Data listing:
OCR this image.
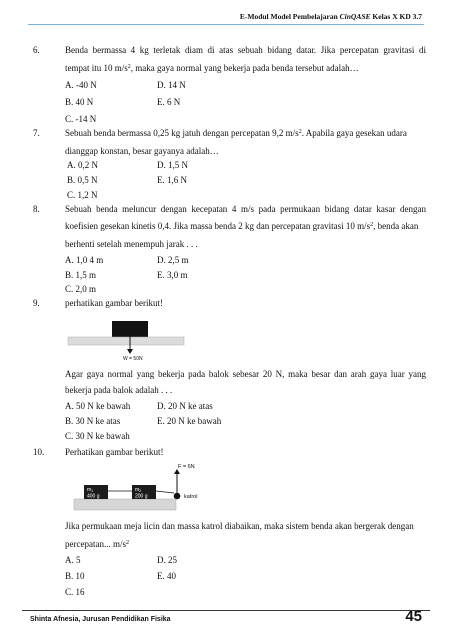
E-Modul Model Pembelajaran CinQASE Kelas X KD 3.7
6.	Benda bermassa 4 kg terletak diam di atas sebuah bidang datar. Jika percepatan gravitasi di
tempat itu 10 $m/s^2$, maka gaya normal yang bekerja pada benda tersebut adalah…
A. -40 N	D. 14 N
B. 40 N	E. 6 N
C. -14 N
7.	Sebuah benda bermassa 0,25 kg jatuh dengan percepatan 9,2 $m/s^2$. Apabila gaya gesekan udara
dianggap konstan, besar gayanya adalah…
A. 0,2 N	D. 1,5 N
B. 0,5 N	E. 1,6 N
C. 1,2 N
8.	Sebuah benda meluncur dengan kecepatan 4 m/s pada permukaan bidang datar kasar dengan
koefisien gesekan kinetis 0,4. Jika massa benda 2 kg dan percepatan gravitasi 10 $m/s^2$, benda akan
berhenti setelah menempuh jarak . . .
A. 1,0 4 m	D. 2,5 m
B. 1,5 m	E. 3,0 m
C. 2,0 m
9.	perhatikan gambar berikut!
W = 50N
Agar gaya normal yang bekerja pada balok sebesar 20 N, maka besar dan arah gaya luar yang
bekerja pada balok adalah . . .
A. 50 N ke bawah	D. 20 N ke atas
B. 30 N ke atas	E. 20 N ke bawah
C. 30 N ke bawah
10. Perhatikan gambar berikut!
F = 6N
katrol
$m_1$
400 g
$m_2$
200 g
Jika permukaan meja licin dan massa katrol diabaikan, maka sistem benda akan bergerak dengan
percepatan... $m/s^2$
A. 5	D. 25
B. 10	E. 40
C. 16
Shinta Afnesia, Jurusan Pendidikan Fisika	45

_Goal_: Quote every line word for word and keep the images out of the copy.

_Output for this task_:
OCR this image.
E-Modul Model Pembelajaran CinQASE Kelas X KD 3.7
6.	Benda bermassa 4 kg terletak diam di atas sebuah bidang datar. Jika percepatan gravitasi di
tempat itu 10 $m/s^2$, maka gaya normal yang bekerja pada benda tersebut adalah…
A. -40 N	D. 14 N
B. 40 N	E. 6 N
C. -14 N
7.	Sebuah benda bermassa 0,25 kg jatuh dengan percepatan 9,2 $m/s^2$. Apabila gaya gesekan udara
dianggap konstan, besar gayanya adalah…
A. 0,2 N	D. 1,5 N
B. 0,5 N	E. 1,6 N
C. 1,2 N
8.	Sebuah benda meluncur dengan kecepatan 4 m/s pada permukaan bidang datar kasar dengan
koefisien gesekan kinetis 0,4. Jika massa benda 2 kg dan percepatan gravitasi 10 $m/s^2$, benda akan
berhenti setelah menempuh jarak . . .
A. 1,0 4 m	D. 2,5 m
B. 1,5 m	E. 3,0 m
C. 2,0 m
9.	perhatikan gambar berikut!
W = 50N
Agar gaya normal yang bekerja pada balok sebesar 20 N, maka besar dan arah gaya luar yang
bekerja pada balok adalah . . .
A. 50 N ke bawah	D. 20 N ke atas
B. 30 N ke atas	E. 20 N ke bawah
C. 30 N ke bawah
10. Perhatikan gambar berikut!
F = 6N
katrol
$m_1$
400 g
$m_2$
200 g
Jika permukaan meja licin dan massa katrol diabaikan, maka sistem benda akan bergerak dengan
percepatan... $m/s^2$
A. 5	D. 25
B. 10	E. 40
C. 16
Shinta Afnesia, Jurusan Pendidikan Fisika	45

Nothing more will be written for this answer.